### Problem details
Show every line of the records below that contains the word "object".

Dataset items:

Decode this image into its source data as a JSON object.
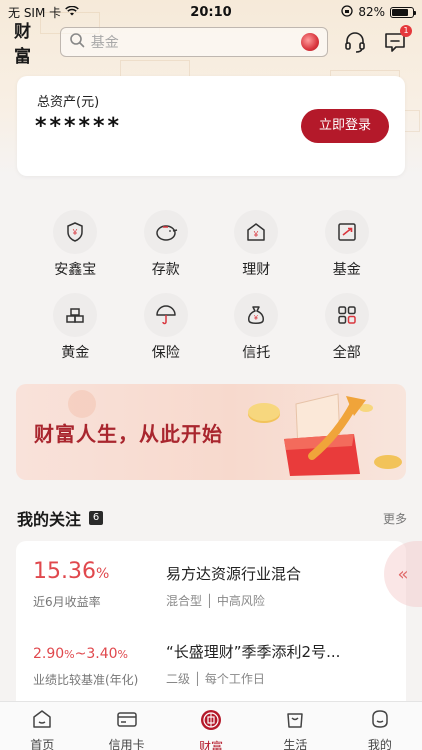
{
  "status_bar": {
    "carrier": "无 SIM 卡",
    "time": "20:10",
    "battery": "82%",
    "battery_level": 0.82
  },
  "header": {
    "title": "财富",
    "search_placeholder": "基金",
    "message_badge": "1"
  },
  "asset_card": {
    "label": "总资产(元)",
    "value": "******",
    "login_button": "立即登录"
  },
  "categories": [
    {
      "label": "安鑫宝",
      "icon": "shield-yen-icon"
    },
    {
      "label": "存款",
      "icon": "piggy-bank-icon"
    },
    {
      "label": "理财",
      "icon": "house-yen-icon"
    },
    {
      "label": "基金",
      "icon": "chart-up-icon"
    },
    {
      "label": "黄金",
      "icon": "gold-bars-icon"
    },
    {
      "label": "保险",
      "icon": "umbrella-icon"
    },
    {
      "label": "信托",
      "icon": "money-bag-icon"
    },
    {
      "label": "全部",
      "icon": "grid-icon"
    }
  ],
  "banner": {
    "text": "财富人生，从此开始"
  },
  "follow": {
    "title": "我的关注",
    "count": "6",
    "more": "更多",
    "items": [
      {
        "rate": "15.36",
        "rate_unit": "%",
        "rate_label": "近6月收益率",
        "name": "易方达资源行业混合",
        "tags": "混合型 │ 中高风险"
      },
      {
        "rate_low": "2.90",
        "rate_high": "3.40",
        "rate_unit": "%",
        "rate_sep": "~",
        "rate_label": "业绩比较基准(年化)",
        "name": "“长盛理财”季季添利2号...",
        "tags": "二级 │ 每个工作日"
      }
    ]
  },
  "tabbar": [
    {
      "label": "首页",
      "icon": "home-icon"
    },
    {
      "label": "信用卡",
      "icon": "credit-card-icon"
    },
    {
      "label": "财富",
      "icon": "wealth-coin-icon",
      "active": true
    },
    {
      "label": "生活",
      "icon": "shopping-bag-icon"
    },
    {
      "label": "我的",
      "icon": "profile-icon"
    }
  ],
  "colors": {
    "brand": "#b4192a",
    "rate": "#e0484d"
  }
}
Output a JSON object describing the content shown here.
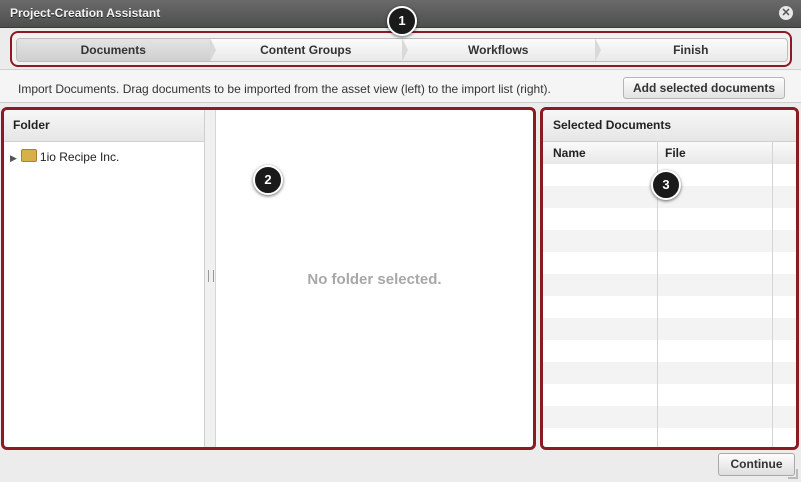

### Output for this exercise
Decode this image into its source data as a JSON object.
Output a JSON object describing the content shown here.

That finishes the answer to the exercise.